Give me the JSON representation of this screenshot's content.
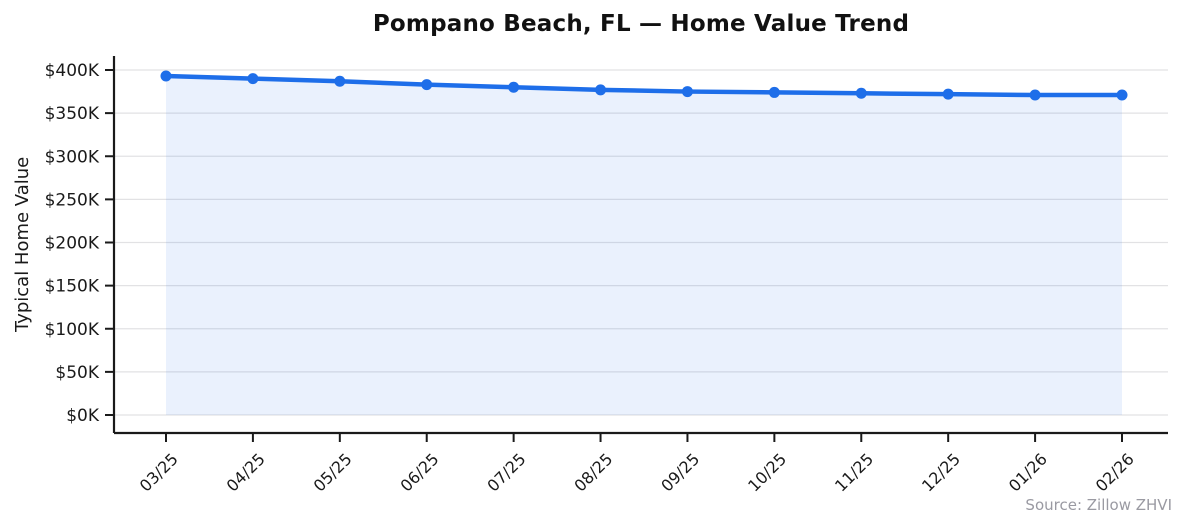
{
  "header": {
    "title": "Pompano Beach, FL — Home Value Trend"
  },
  "chart_data": {
    "type": "line",
    "title": "Pompano Beach, FL — Home Value Trend",
    "xlabel": "",
    "ylabel": "Typical Home Value",
    "categories": [
      "03/25",
      "04/25",
      "05/25",
      "06/25",
      "07/25",
      "08/25",
      "09/25",
      "10/25",
      "11/25",
      "12/25",
      "01/26",
      "02/26"
    ],
    "series": [
      {
        "name": "Typical Home Value",
        "values": [
          393000,
          390000,
          387000,
          383000,
          380000,
          377000,
          375000,
          374000,
          373000,
          372000,
          371000,
          371000
        ]
      }
    ],
    "ylim": [
      0,
      400000
    ],
    "y_ticks": [
      {
        "value": 0,
        "label": "$0K"
      },
      {
        "value": 50000,
        "label": "$50K"
      },
      {
        "value": 100000,
        "label": "$100K"
      },
      {
        "value": 150000,
        "label": "$150K"
      },
      {
        "value": 200000,
        "label": "$200K"
      },
      {
        "value": 250000,
        "label": "$250K"
      },
      {
        "value": 300000,
        "label": "$300K"
      },
      {
        "value": 350000,
        "label": "$350K"
      },
      {
        "value": 400000,
        "label": "$400K"
      }
    ],
    "grid": true,
    "legend": false,
    "marker": "circle",
    "area_fill": true
  },
  "footer": {
    "source": "Source: Zillow ZHVI"
  },
  "colors": {
    "line": "#1E6EE9",
    "fill": "#1E6EE9",
    "fill_opacity": "0.095",
    "grid": "#E2E2E4",
    "axis": "#1A1A1A",
    "tick_text": "#1A1A1A",
    "title_text": "#111111",
    "source_text": "#9A9AA2",
    "background": "#FFFFFF"
  }
}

——————

◆ WRITTEN EXERCISE
Ascertain the number of lines in the entries that include the word "Beach", and report only that number.

◆ ANSWER BELOW
2